### The task
Without the images, print all the entries below exactly as given.

### Data shown
+++
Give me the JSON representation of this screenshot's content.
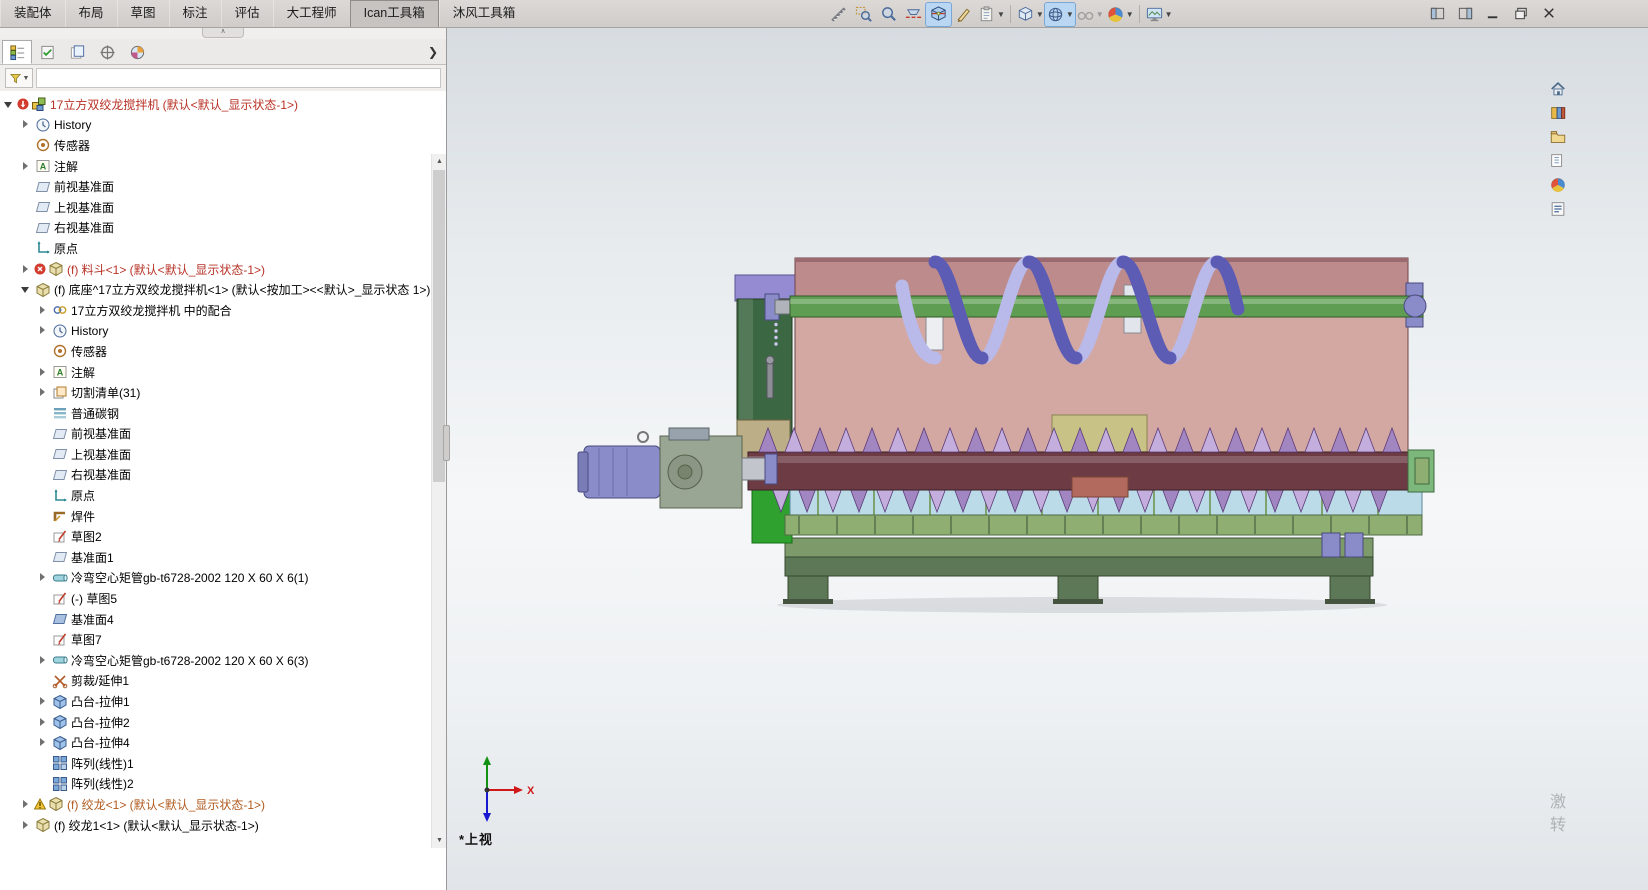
{
  "menubar": {
    "tabs": [
      "装配体",
      "布局",
      "草图",
      "标注",
      "评估",
      "大工程师",
      "Ican工具箱",
      "沐风工具箱"
    ],
    "active_tab": "Ican工具箱"
  },
  "hud_toolbar": {
    "items": [
      {
        "name": "measure"
      },
      {
        "name": "zoom-area"
      },
      {
        "name": "magnifier"
      },
      {
        "name": "section-cut"
      },
      {
        "name": "section-view",
        "pressed": true
      },
      {
        "name": "annotation-pen"
      },
      {
        "name": "view-palette",
        "dropdown": true
      },
      {
        "type": "sep"
      },
      {
        "name": "view-orientation",
        "dropdown": true
      },
      {
        "name": "display-style",
        "pressed": true,
        "dropdown": true
      },
      {
        "name": "hide-show",
        "disabled": true,
        "dropdown": true
      },
      {
        "name": "edit-appearance",
        "dropdown": true
      },
      {
        "type": "sep"
      },
      {
        "name": "apply-scene",
        "dropdown": true
      }
    ]
  },
  "window_controls": [
    {
      "name": "collapse-pane-left"
    },
    {
      "name": "collapse-pane-right"
    },
    {
      "name": "minimize"
    },
    {
      "name": "restore"
    },
    {
      "name": "close"
    }
  ],
  "panel": {
    "tabs": [
      {
        "name": "featuremanager-tree",
        "active": true
      },
      {
        "name": "propertymanager",
        "active": false
      },
      {
        "name": "configurationmanager",
        "active": false
      },
      {
        "name": "dimxpertmanager",
        "active": false
      },
      {
        "name": "displaymanager",
        "active": false
      }
    ],
    "flyout_glyph": "❯",
    "filter_value": "",
    "tree": {
      "items": [
        {
          "label": "17立方双绞龙搅拌机 (默认<默认_显示状态-1>)",
          "depth": 0,
          "arrow": "expanded",
          "icon": "assembly",
          "badge": "red-arrow",
          "color": "#b83226"
        },
        {
          "label": "History",
          "depth": 1,
          "arrow": "collapsed",
          "icon": "history"
        },
        {
          "label": "传感器",
          "depth": 1,
          "icon": "sensor"
        },
        {
          "label": "注解",
          "depth": 1,
          "arrow": "collapsed",
          "icon": "note"
        },
        {
          "label": "前视基准面",
          "depth": 1,
          "icon": "plane"
        },
        {
          "label": "上视基准面",
          "depth": 1,
          "icon": "plane"
        },
        {
          "label": "右视基准面",
          "depth": 1,
          "icon": "plane"
        },
        {
          "label": "原点",
          "depth": 1,
          "icon": "origin"
        },
        {
          "label": "(f) 料斗<1> (默认<默认_显示状态-1>)",
          "depth": 1,
          "arrow": "collapsed",
          "icon": "part",
          "badge": "error",
          "color": "#b83226"
        },
        {
          "label": "(f) 底座^17立方双绞龙搅拌机<1> (默认<按加工><<默认>_显示状态 1>)",
          "depth": 1,
          "arrow": "expanded",
          "icon": "part"
        },
        {
          "label": "17立方双绞龙搅拌机 中的配合",
          "depth": 2,
          "arrow": "collapsed",
          "icon": "mates"
        },
        {
          "label": "History",
          "depth": 2,
          "arrow": "collapsed",
          "icon": "history"
        },
        {
          "label": "传感器",
          "depth": 2,
          "icon": "sensor"
        },
        {
          "label": "注解",
          "depth": 2,
          "arrow": "collapsed",
          "icon": "note"
        },
        {
          "label": "切割清单(31)",
          "depth": 2,
          "arrow": "collapsed",
          "icon": "cutlist"
        },
        {
          "label": "普通碳钢",
          "depth": 2,
          "icon": "material"
        },
        {
          "label": "前视基准面",
          "depth": 2,
          "icon": "plane"
        },
        {
          "label": "上视基准面",
          "depth": 2,
          "icon": "plane"
        },
        {
          "label": "右视基准面",
          "depth": 2,
          "icon": "plane"
        },
        {
          "label": "原点",
          "depth": 2,
          "icon": "origin"
        },
        {
          "label": "焊件",
          "depth": 2,
          "icon": "weldment"
        },
        {
          "label": "草图2",
          "depth": 2,
          "icon": "sketch"
        },
        {
          "label": "基准面1",
          "depth": 2,
          "icon": "plane"
        },
        {
          "label": "冷弯空心矩管gb-t6728-2002 120 X 60 X 6(1)",
          "depth": 2,
          "arrow": "collapsed",
          "icon": "pipe"
        },
        {
          "label": "(-) 草图5",
          "depth": 2,
          "icon": "sketch"
        },
        {
          "label": "基准面4",
          "depth": 2,
          "icon": "plane-solid"
        },
        {
          "label": "草图7",
          "depth": 2,
          "icon": "sketch"
        },
        {
          "label": "冷弯空心矩管gb-t6728-2002 120 X 60 X 6(3)",
          "depth": 2,
          "arrow": "collapsed",
          "icon": "pipe"
        },
        {
          "label": "剪裁/延伸1",
          "depth": 2,
          "icon": "trim"
        },
        {
          "label": "凸台-拉伸1",
          "depth": 2,
          "arrow": "collapsed",
          "icon": "boss"
        },
        {
          "label": "凸台-拉伸2",
          "depth": 2,
          "arrow": "collapsed",
          "icon": "boss"
        },
        {
          "label": "凸台-拉伸4",
          "depth": 2,
          "arrow": "collapsed",
          "icon": "boss"
        },
        {
          "label": "阵列(线性)1",
          "depth": 2,
          "icon": "pattern"
        },
        {
          "label": "阵列(线性)2",
          "depth": 2,
          "icon": "pattern"
        },
        {
          "label": "(f) 绞龙<1> (默认<默认_显示状态-1>)",
          "depth": 1,
          "arrow": "collapsed",
          "icon": "part",
          "badge": "warn",
          "color": "#b05a1e"
        },
        {
          "label": "(f) 绞龙1<1> (默认<默认_显示状态-1>)",
          "depth": 1,
          "arrow": "collapsed",
          "icon": "part"
        }
      ]
    }
  },
  "viewport": {
    "view_label": "*上视",
    "triad_x_label": "X",
    "watermark_chars": [
      "激",
      "转"
    ],
    "model_colors": {
      "body_pink": "#d3a8a2",
      "body_top": "#bd8b8c",
      "shaft_green": "#5f9e52",
      "auger_front": "#5c5cb4",
      "auger_back": "#b9b9ea",
      "tower_green": "#3c6743",
      "tower_cap": "#948bd3",
      "khaki": "#c9c287",
      "khaki_dark": "#bcae86",
      "bottom_shaft": "#6d3b44",
      "teeth_purple": "#a286c2",
      "teeth_light": "#c4aede",
      "trough_blue": "#badbe7",
      "band_green": "#8fae72",
      "frame_green": "#5d7856",
      "frame_light": "#7d9a6b",
      "frame_dark": "#44543e",
      "motor_purple": "#8a8cc9",
      "gearbox_gray": "#9aa694",
      "coupling_gray": "#c2c6cc",
      "pillar_green": "#2fa12f",
      "bracket_green": "#7cb87c",
      "bearing_red": "#b26a5e"
    }
  },
  "task_pane": {
    "tabs": [
      {
        "name": "home"
      },
      {
        "name": "solidworks-resources"
      },
      {
        "name": "design-library"
      },
      {
        "name": "file-explorer"
      },
      {
        "name": "appearances-scenes"
      },
      {
        "name": "custom-properties"
      }
    ]
  }
}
+++
### Written solution
Give me the JSON representation of this screenshot's content.
{
  "menubar": {
    "tabs": [
      "装配体",
      "布局",
      "草图",
      "标注",
      "评估",
      "大工程师",
      "Ican工具箱",
      "沐风工具箱"
    ],
    "active_tab": "Ican工具箱"
  },
  "hud_toolbar": {
    "items": [
      {
        "name": "measure"
      },
      {
        "name": "zoom-area"
      },
      {
        "name": "magnifier"
      },
      {
        "name": "section-cut"
      },
      {
        "name": "section-view",
        "pressed": true
      },
      {
        "name": "annotation-pen"
      },
      {
        "name": "view-palette",
        "dropdown": true
      },
      {
        "type": "sep"
      },
      {
        "name": "view-orientation",
        "dropdown": true
      },
      {
        "name": "display-style",
        "pressed": true,
        "dropdown": true
      },
      {
        "name": "hide-show",
        "disabled": true,
        "dropdown": true
      },
      {
        "name": "edit-appearance",
        "dropdown": true
      },
      {
        "type": "sep"
      },
      {
        "name": "apply-scene",
        "dropdown": true
      }
    ]
  },
  "window_controls": [
    {
      "name": "collapse-pane-left"
    },
    {
      "name": "collapse-pane-right"
    },
    {
      "name": "minimize"
    },
    {
      "name": "restore"
    },
    {
      "name": "close"
    }
  ],
  "panel": {
    "tabs": [
      {
        "name": "featuremanager-tree",
        "active": true
      },
      {
        "name": "propertymanager",
        "active": false
      },
      {
        "name": "configurationmanager",
        "active": false
      },
      {
        "name": "dimxpertmanager",
        "active": false
      },
      {
        "name": "displaymanager",
        "active": false
      }
    ],
    "flyout_glyph": "❯",
    "filter_value": "",
    "tree": {
      "items": [
        {
          "label": "17立方双绞龙搅拌机 (默认<默认_显示状态-1>)",
          "depth": 0,
          "arrow": "expanded",
          "icon": "assembly",
          "badge": "red-arrow",
          "color": "#b83226"
        },
        {
          "label": "History",
          "depth": 1,
          "arrow": "collapsed",
          "icon": "history"
        },
        {
          "label": "传感器",
          "depth": 1,
          "icon": "sensor"
        },
        {
          "label": "注解",
          "depth": 1,
          "arrow": "collapsed",
          "icon": "note"
        },
        {
          "label": "前视基准面",
          "depth": 1,
          "icon": "plane"
        },
        {
          "label": "上视基准面",
          "depth": 1,
          "icon": "plane"
        },
        {
          "label": "右视基准面",
          "depth": 1,
          "icon": "plane"
        },
        {
          "label": "原点",
          "depth": 1,
          "icon": "origin"
        },
        {
          "label": "(f) 料斗<1> (默认<默认_显示状态-1>)",
          "depth": 1,
          "arrow": "collapsed",
          "icon": "part",
          "badge": "error",
          "color": "#b83226"
        },
        {
          "label": "(f) 底座^17立方双绞龙搅拌机<1> (默认<按加工><<默认>_显示状态 1>)",
          "depth": 1,
          "arrow": "expanded",
          "icon": "part"
        },
        {
          "label": "17立方双绞龙搅拌机 中的配合",
          "depth": 2,
          "arrow": "collapsed",
          "icon": "mates"
        },
        {
          "label": "History",
          "depth": 2,
          "arrow": "collapsed",
          "icon": "history"
        },
        {
          "label": "传感器",
          "depth": 2,
          "icon": "sensor"
        },
        {
          "label": "注解",
          "depth": 2,
          "arrow": "collapsed",
          "icon": "note"
        },
        {
          "label": "切割清单(31)",
          "depth": 2,
          "arrow": "collapsed",
          "icon": "cutlist"
        },
        {
          "label": "普通碳钢",
          "depth": 2,
          "icon": "material"
        },
        {
          "label": "前视基准面",
          "depth": 2,
          "icon": "plane"
        },
        {
          "label": "上视基准面",
          "depth": 2,
          "icon": "plane"
        },
        {
          "label": "右视基准面",
          "depth": 2,
          "icon": "plane"
        },
        {
          "label": "原点",
          "depth": 2,
          "icon": "origin"
        },
        {
          "label": "焊件",
          "depth": 2,
          "icon": "weldment"
        },
        {
          "label": "草图2",
          "depth": 2,
          "icon": "sketch"
        },
        {
          "label": "基准面1",
          "depth": 2,
          "icon": "plane"
        },
        {
          "label": "冷弯空心矩管gb-t6728-2002 120 X 60 X 6(1)",
          "depth": 2,
          "arrow": "collapsed",
          "icon": "pipe"
        },
        {
          "label": "(-) 草图5",
          "depth": 2,
          "icon": "sketch"
        },
        {
          "label": "基准面4",
          "depth": 2,
          "icon": "plane-solid"
        },
        {
          "label": "草图7",
          "depth": 2,
          "icon": "sketch"
        },
        {
          "label": "冷弯空心矩管gb-t6728-2002 120 X 60 X 6(3)",
          "depth": 2,
          "arrow": "collapsed",
          "icon": "pipe"
        },
        {
          "label": "剪裁/延伸1",
          "depth": 2,
          "icon": "trim"
        },
        {
          "label": "凸台-拉伸1",
          "depth": 2,
          "arrow": "collapsed",
          "icon": "boss"
        },
        {
          "label": "凸台-拉伸2",
          "depth": 2,
          "arrow": "collapsed",
          "icon": "boss"
        },
        {
          "label": "凸台-拉伸4",
          "depth": 2,
          "arrow": "collapsed",
          "icon": "boss"
        },
        {
          "label": "阵列(线性)1",
          "depth": 2,
          "icon": "pattern"
        },
        {
          "label": "阵列(线性)2",
          "depth": 2,
          "icon": "pattern"
        },
        {
          "label": "(f) 绞龙<1> (默认<默认_显示状态-1>)",
          "depth": 1,
          "arrow": "collapsed",
          "icon": "part",
          "badge": "warn",
          "color": "#b05a1e"
        },
        {
          "label": "(f) 绞龙1<1> (默认<默认_显示状态-1>)",
          "depth": 1,
          "arrow": "collapsed",
          "icon": "part"
        }
      ]
    }
  },
  "viewport": {
    "view_label": "*上视",
    "triad_x_label": "X",
    "watermark_chars": [
      "激",
      "转"
    ],
    "model_colors": {
      "body_pink": "#d3a8a2",
      "body_top": "#bd8b8c",
      "shaft_green": "#5f9e52",
      "auger_front": "#5c5cb4",
      "auger_back": "#b9b9ea",
      "tower_green": "#3c6743",
      "tower_cap": "#948bd3",
      "khaki": "#c9c287",
      "khaki_dark": "#bcae86",
      "bottom_shaft": "#6d3b44",
      "teeth_purple": "#a286c2",
      "teeth_light": "#c4aede",
      "trough_blue": "#badbe7",
      "band_green": "#8fae72",
      "frame_green": "#5d7856",
      "frame_light": "#7d9a6b",
      "frame_dark": "#44543e",
      "motor_purple": "#8a8cc9",
      "gearbox_gray": "#9aa694",
      "coupling_gray": "#c2c6cc",
      "pillar_green": "#2fa12f",
      "bracket_green": "#7cb87c",
      "bearing_red": "#b26a5e"
    }
  },
  "task_pane": {
    "tabs": [
      {
        "name": "home"
      },
      {
        "name": "solidworks-resources"
      },
      {
        "name": "design-library"
      },
      {
        "name": "file-explorer"
      },
      {
        "name": "appearances-scenes"
      },
      {
        "name": "custom-properties"
      }
    ]
  }
}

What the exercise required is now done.